The request:
Print the records again, character for character.

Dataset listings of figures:

===

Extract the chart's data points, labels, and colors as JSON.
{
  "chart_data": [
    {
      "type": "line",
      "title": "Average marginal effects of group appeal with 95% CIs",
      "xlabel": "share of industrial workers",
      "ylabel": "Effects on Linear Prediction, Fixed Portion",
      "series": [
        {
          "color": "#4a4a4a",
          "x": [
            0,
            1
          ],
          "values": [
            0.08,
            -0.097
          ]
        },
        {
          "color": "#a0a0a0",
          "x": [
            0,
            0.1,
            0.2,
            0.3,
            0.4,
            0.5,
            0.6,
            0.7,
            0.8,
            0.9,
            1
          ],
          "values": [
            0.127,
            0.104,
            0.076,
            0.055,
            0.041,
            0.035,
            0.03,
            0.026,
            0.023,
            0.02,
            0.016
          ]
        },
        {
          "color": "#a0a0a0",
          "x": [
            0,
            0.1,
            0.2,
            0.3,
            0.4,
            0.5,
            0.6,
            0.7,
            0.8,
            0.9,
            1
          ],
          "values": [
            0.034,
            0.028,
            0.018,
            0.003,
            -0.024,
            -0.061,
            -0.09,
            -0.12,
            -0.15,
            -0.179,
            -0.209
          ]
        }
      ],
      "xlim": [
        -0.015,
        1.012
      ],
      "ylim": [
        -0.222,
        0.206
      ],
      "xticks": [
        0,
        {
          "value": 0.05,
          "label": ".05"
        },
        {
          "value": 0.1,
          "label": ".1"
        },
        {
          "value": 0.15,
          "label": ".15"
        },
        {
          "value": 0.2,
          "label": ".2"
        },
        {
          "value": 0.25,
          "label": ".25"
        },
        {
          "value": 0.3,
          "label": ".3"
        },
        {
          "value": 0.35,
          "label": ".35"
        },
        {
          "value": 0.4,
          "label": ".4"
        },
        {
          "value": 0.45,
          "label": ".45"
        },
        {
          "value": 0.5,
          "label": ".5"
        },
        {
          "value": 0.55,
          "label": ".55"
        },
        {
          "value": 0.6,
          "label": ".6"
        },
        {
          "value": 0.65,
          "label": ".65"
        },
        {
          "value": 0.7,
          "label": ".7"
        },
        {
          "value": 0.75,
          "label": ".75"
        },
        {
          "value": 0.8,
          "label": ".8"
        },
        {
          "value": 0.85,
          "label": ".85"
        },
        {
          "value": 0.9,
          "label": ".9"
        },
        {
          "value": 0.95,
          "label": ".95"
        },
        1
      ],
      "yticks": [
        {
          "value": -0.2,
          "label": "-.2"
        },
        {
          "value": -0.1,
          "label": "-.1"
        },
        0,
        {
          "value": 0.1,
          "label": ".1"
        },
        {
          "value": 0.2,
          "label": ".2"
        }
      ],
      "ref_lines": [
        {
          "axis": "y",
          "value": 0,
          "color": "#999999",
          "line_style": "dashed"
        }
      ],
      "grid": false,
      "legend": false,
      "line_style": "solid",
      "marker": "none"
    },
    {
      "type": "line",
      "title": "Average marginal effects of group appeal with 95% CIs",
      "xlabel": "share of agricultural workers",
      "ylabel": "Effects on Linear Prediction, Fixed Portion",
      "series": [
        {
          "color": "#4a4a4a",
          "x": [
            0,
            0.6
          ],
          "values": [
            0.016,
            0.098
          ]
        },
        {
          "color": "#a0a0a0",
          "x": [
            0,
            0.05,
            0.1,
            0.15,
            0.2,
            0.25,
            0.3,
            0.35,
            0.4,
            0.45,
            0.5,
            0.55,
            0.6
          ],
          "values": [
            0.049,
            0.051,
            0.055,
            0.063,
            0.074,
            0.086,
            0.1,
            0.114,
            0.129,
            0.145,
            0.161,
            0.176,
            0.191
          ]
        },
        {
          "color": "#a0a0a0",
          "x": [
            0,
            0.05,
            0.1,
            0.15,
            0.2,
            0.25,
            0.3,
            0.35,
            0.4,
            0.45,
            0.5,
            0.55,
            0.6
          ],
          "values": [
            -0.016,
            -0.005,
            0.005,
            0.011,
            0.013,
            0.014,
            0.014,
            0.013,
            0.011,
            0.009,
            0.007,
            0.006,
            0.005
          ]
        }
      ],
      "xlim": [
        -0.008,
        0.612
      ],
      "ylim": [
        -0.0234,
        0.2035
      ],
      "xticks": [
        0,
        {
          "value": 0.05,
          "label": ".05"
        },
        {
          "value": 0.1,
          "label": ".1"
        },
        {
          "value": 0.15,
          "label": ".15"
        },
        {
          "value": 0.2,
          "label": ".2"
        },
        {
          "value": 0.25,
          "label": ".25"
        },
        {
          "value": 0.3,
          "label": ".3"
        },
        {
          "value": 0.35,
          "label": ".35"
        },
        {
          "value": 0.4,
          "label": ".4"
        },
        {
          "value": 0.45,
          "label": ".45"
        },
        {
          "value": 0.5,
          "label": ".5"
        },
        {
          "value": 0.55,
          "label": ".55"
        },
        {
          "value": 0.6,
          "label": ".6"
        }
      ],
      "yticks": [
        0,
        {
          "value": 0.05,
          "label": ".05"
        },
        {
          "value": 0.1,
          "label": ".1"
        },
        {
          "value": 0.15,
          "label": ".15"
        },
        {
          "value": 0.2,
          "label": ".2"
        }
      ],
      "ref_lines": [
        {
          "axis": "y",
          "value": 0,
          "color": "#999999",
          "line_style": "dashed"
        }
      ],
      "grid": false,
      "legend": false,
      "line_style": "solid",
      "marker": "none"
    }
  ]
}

===

Answer to this task:
Extract the chart's data points, labels, and colors as JSON.
{
  "chart_data": [
    {
      "type": "line",
      "title": "Average marginal effects of group appeal with 95% CIs",
      "xlabel": "share of industrial workers",
      "ylabel": "Effects on Linear Prediction, Fixed Portion",
      "series": [
        {
          "color": "#4a4a4a",
          "x": [
            0,
            1
          ],
          "values": [
            0.08,
            -0.097
          ]
        },
        {
          "color": "#a0a0a0",
          "x": [
            0,
            0.1,
            0.2,
            0.3,
            0.4,
            0.5,
            0.6,
            0.7,
            0.8,
            0.9,
            1
          ],
          "values": [
            0.127,
            0.104,
            0.076,
            0.055,
            0.041,
            0.035,
            0.03,
            0.026,
            0.023,
            0.02,
            0.016
          ]
        },
        {
          "color": "#a0a0a0",
          "x": [
            0,
            0.1,
            0.2,
            0.3,
            0.4,
            0.5,
            0.6,
            0.7,
            0.8,
            0.9,
            1
          ],
          "values": [
            0.034,
            0.028,
            0.018,
            0.003,
            -0.024,
            -0.061,
            -0.09,
            -0.12,
            -0.15,
            -0.179,
            -0.209
          ]
        }
      ],
      "xlim": [
        -0.015,
        1.012
      ],
      "ylim": [
        -0.222,
        0.206
      ],
      "xticks": [
        0,
        {
          "value": 0.05,
          "label": ".05"
        },
        {
          "value": 0.1,
          "label": ".1"
        },
        {
          "value": 0.15,
          "label": ".15"
        },
        {
          "value": 0.2,
          "label": ".2"
        },
        {
          "value": 0.25,
          "label": ".25"
        },
        {
          "value": 0.3,
          "label": ".3"
        },
        {
          "value": 0.35,
          "label": ".35"
        },
        {
          "value": 0.4,
          "label": ".4"
        },
        {
          "value": 0.45,
          "label": ".45"
        },
        {
          "value": 0.5,
          "label": ".5"
        },
        {
          "value": 0.55,
          "label": ".55"
        },
        {
          "value": 0.6,
          "label": ".6"
        },
        {
          "value": 0.65,
          "label": ".65"
        },
        {
          "value": 0.7,
          "label": ".7"
        },
        {
          "value": 0.75,
          "label": ".75"
        },
        {
          "value": 0.8,
          "label": ".8"
        },
        {
          "value": 0.85,
          "label": ".85"
        },
        {
          "value": 0.9,
          "label": ".9"
        },
        {
          "value": 0.95,
          "label": ".95"
        },
        1
      ],
      "yticks": [
        {
          "value": -0.2,
          "label": "-.2"
        },
        {
          "value": -0.1,
          "label": "-.1"
        },
        0,
        {
          "value": 0.1,
          "label": ".1"
        },
        {
          "value": 0.2,
          "label": ".2"
        }
      ],
      "ref_lines": [
        {
          "axis": "y",
          "value": 0,
          "color": "#999999",
          "line_style": "dashed"
        }
      ],
      "grid": false,
      "legend": false,
      "line_style": "solid",
      "marker": "none"
    },
    {
      "type": "line",
      "title": "Average marginal effects of group appeal with 95% CIs",
      "xlabel": "share of agricultural workers",
      "ylabel": "Effects on Linear Prediction, Fixed Portion",
      "series": [
        {
          "color": "#4a4a4a",
          "x": [
            0,
            0.6
          ],
          "values": [
            0.016,
            0.098
          ]
        },
        {
          "color": "#a0a0a0",
          "x": [
            0,
            0.05,
            0.1,
            0.15,
            0.2,
            0.25,
            0.3,
            0.35,
            0.4,
            0.45,
            0.5,
            0.55,
            0.6
          ],
          "values": [
            0.049,
            0.051,
            0.055,
            0.063,
            0.074,
            0.086,
            0.1,
            0.114,
            0.129,
            0.145,
            0.161,
            0.176,
            0.191
          ]
        },
        {
          "color": "#a0a0a0",
          "x": [
            0,
            0.05,
            0.1,
            0.15,
            0.2,
            0.25,
            0.3,
            0.35,
            0.4,
            0.45,
            0.5,
            0.55,
            0.6
          ],
          "values": [
            -0.016,
            -0.005,
            0.005,
            0.011,
            0.013,
            0.014,
            0.014,
            0.013,
            0.011,
            0.009,
            0.007,
            0.006,
            0.005
          ]
        }
      ],
      "xlim": [
        -0.008,
        0.612
      ],
      "ylim": [
        -0.0234,
        0.2035
      ],
      "xticks": [
        0,
        {
          "value": 0.05,
          "label": ".05"
        },
        {
          "value": 0.1,
          "label": ".1"
        },
        {
          "value": 0.15,
          "label": ".15"
        },
        {
          "value": 0.2,
          "label": ".2"
        },
        {
          "value": 0.25,
          "label": ".25"
        },
        {
          "value": 0.3,
          "label": ".3"
        },
        {
          "value": 0.35,
          "label": ".35"
        },
        {
          "value": 0.4,
          "label": ".4"
        },
        {
          "value": 0.45,
          "label": ".45"
        },
        {
          "value": 0.5,
          "label": ".5"
        },
        {
          "value": 0.55,
          "label": ".55"
        },
        {
          "value": 0.6,
          "label": ".6"
        }
      ],
      "yticks": [
        0,
        {
          "value": 0.05,
          "label": ".05"
        },
        {
          "value": 0.1,
          "label": ".1"
        },
        {
          "value": 0.15,
          "label": ".15"
        },
        {
          "value": 0.2,
          "label": ".2"
        }
      ],
      "ref_lines": [
        {
          "axis": "y",
          "value": 0,
          "color": "#999999",
          "line_style": "dashed"
        }
      ],
      "grid": false,
      "legend": false,
      "line_style": "solid",
      "marker": "none"
    }
  ]
}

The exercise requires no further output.